== Task inputs ==
--- BEGIN ---

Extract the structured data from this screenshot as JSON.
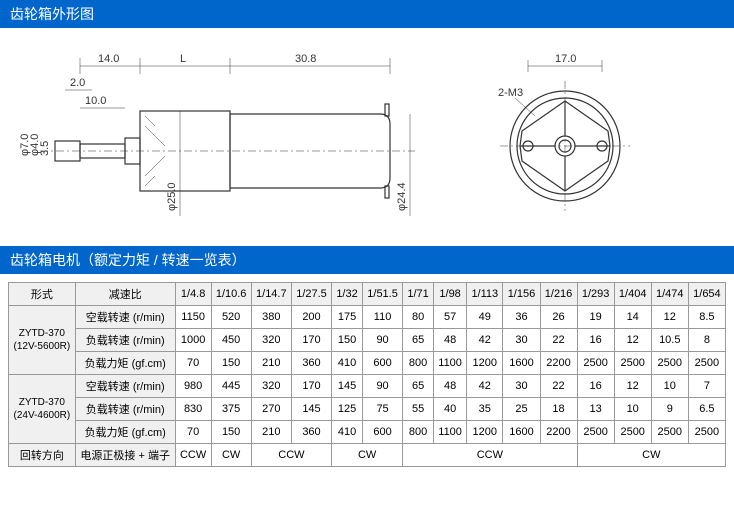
{
  "headers": {
    "diagram": "齿轮箱外形图",
    "table": "齿轮箱电机（额定力矩 / 转速一览表）"
  },
  "dimensions": {
    "d1": "14.0",
    "d2": "L",
    "d3": "30.8",
    "d4": "2.0",
    "d5": "10.0",
    "d6": "φ7.0",
    "d7": "φ4.0",
    "d8": "3.5",
    "d9": "φ25.0",
    "d10": "φ24.4",
    "d11": "17.0",
    "d12": "2-M3"
  },
  "colors": {
    "header_bg": "#0066cc",
    "header_text": "#ffffff",
    "border": "#999999",
    "line": "#333333"
  },
  "table": {
    "col_headers": {
      "type": "形式",
      "ratio": "减速比",
      "ratios": [
        "1/4.8",
        "1/10.6",
        "1/14.7",
        "1/27.5",
        "1/32",
        "1/51.5",
        "1/71",
        "1/98",
        "1/113",
        "1/156",
        "1/216",
        "1/293",
        "1/404",
        "1/474",
        "1/654"
      ]
    },
    "row_labels": {
      "noload": "空载转速 (r/min)",
      "load": "负载转速 (r/min)",
      "torque": "负载力矩 (gf.cm)",
      "rotation": "回转方向",
      "terminal": "电源正极接 + 端子"
    },
    "models": [
      {
        "name": "ZYTD-370",
        "sub": "(12V-5600R)",
        "noload": [
          "1150",
          "520",
          "380",
          "200",
          "175",
          "110",
          "80",
          "57",
          "49",
          "36",
          "26",
          "19",
          "14",
          "12",
          "8.5"
        ],
        "load": [
          "1000",
          "450",
          "320",
          "170",
          "150",
          "90",
          "65",
          "48",
          "42",
          "30",
          "22",
          "16",
          "12",
          "10.5",
          "8"
        ],
        "torque": [
          "70",
          "150",
          "210",
          "360",
          "410",
          "600",
          "800",
          "1100",
          "1200",
          "1600",
          "2200",
          "2500",
          "2500",
          "2500",
          "2500"
        ]
      },
      {
        "name": "ZYTD-370",
        "sub": "(24V-4600R)",
        "noload": [
          "980",
          "445",
          "320",
          "170",
          "145",
          "90",
          "65",
          "48",
          "42",
          "30",
          "22",
          "16",
          "12",
          "10",
          "7"
        ],
        "load": [
          "830",
          "375",
          "270",
          "145",
          "125",
          "75",
          "55",
          "40",
          "35",
          "25",
          "18",
          "13",
          "10",
          "9",
          "6.5"
        ],
        "torque": [
          "70",
          "150",
          "210",
          "360",
          "410",
          "600",
          "800",
          "1100",
          "1200",
          "1600",
          "2200",
          "2500",
          "2500",
          "2500",
          "2500"
        ]
      }
    ],
    "rotation": [
      {
        "span": 1,
        "val": "CCW"
      },
      {
        "span": 1,
        "val": "CW"
      },
      {
        "span": 2,
        "val": "CCW"
      },
      {
        "span": 2,
        "val": "CW"
      },
      {
        "span": 5,
        "val": "CCW"
      },
      {
        "span": 4,
        "val": "CW"
      }
    ]
  }
}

--- END ---

== Exercise goal ==
Copy out all the data exactly; skip the pictures.

== Solved problem ==
Extract the structured data from this screenshot as JSON.
{
  "headers": {
    "diagram": "齿轮箱外形图",
    "table": "齿轮箱电机（额定力矩 / 转速一览表）"
  },
  "dimensions": {
    "d1": "14.0",
    "d2": "L",
    "d3": "30.8",
    "d4": "2.0",
    "d5": "10.0",
    "d6": "φ7.0",
    "d7": "φ4.0",
    "d8": "3.5",
    "d9": "φ25.0",
    "d10": "φ24.4",
    "d11": "17.0",
    "d12": "2-M3"
  },
  "colors": {
    "header_bg": "#0066cc",
    "header_text": "#ffffff",
    "border": "#999999",
    "line": "#333333"
  },
  "table": {
    "col_headers": {
      "type": "形式",
      "ratio": "减速比",
      "ratios": [
        "1/4.8",
        "1/10.6",
        "1/14.7",
        "1/27.5",
        "1/32",
        "1/51.5",
        "1/71",
        "1/98",
        "1/113",
        "1/156",
        "1/216",
        "1/293",
        "1/404",
        "1/474",
        "1/654"
      ]
    },
    "row_labels": {
      "noload": "空载转速 (r/min)",
      "load": "负载转速 (r/min)",
      "torque": "负载力矩 (gf.cm)",
      "rotation": "回转方向",
      "terminal": "电源正极接 + 端子"
    },
    "models": [
      {
        "name": "ZYTD-370",
        "sub": "(12V-5600R)",
        "noload": [
          "1150",
          "520",
          "380",
          "200",
          "175",
          "110",
          "80",
          "57",
          "49",
          "36",
          "26",
          "19",
          "14",
          "12",
          "8.5"
        ],
        "load": [
          "1000",
          "450",
          "320",
          "170",
          "150",
          "90",
          "65",
          "48",
          "42",
          "30",
          "22",
          "16",
          "12",
          "10.5",
          "8"
        ],
        "torque": [
          "70",
          "150",
          "210",
          "360",
          "410",
          "600",
          "800",
          "1100",
          "1200",
          "1600",
          "2200",
          "2500",
          "2500",
          "2500",
          "2500"
        ]
      },
      {
        "name": "ZYTD-370",
        "sub": "(24V-4600R)",
        "noload": [
          "980",
          "445",
          "320",
          "170",
          "145",
          "90",
          "65",
          "48",
          "42",
          "30",
          "22",
          "16",
          "12",
          "10",
          "7"
        ],
        "load": [
          "830",
          "375",
          "270",
          "145",
          "125",
          "75",
          "55",
          "40",
          "35",
          "25",
          "18",
          "13",
          "10",
          "9",
          "6.5"
        ],
        "torque": [
          "70",
          "150",
          "210",
          "360",
          "410",
          "600",
          "800",
          "1100",
          "1200",
          "1600",
          "2200",
          "2500",
          "2500",
          "2500",
          "2500"
        ]
      }
    ],
    "rotation": [
      {
        "span": 1,
        "val": "CCW"
      },
      {
        "span": 1,
        "val": "CW"
      },
      {
        "span": 2,
        "val": "CCW"
      },
      {
        "span": 2,
        "val": "CW"
      },
      {
        "span": 5,
        "val": "CCW"
      },
      {
        "span": 4,
        "val": "CW"
      }
    ]
  }
}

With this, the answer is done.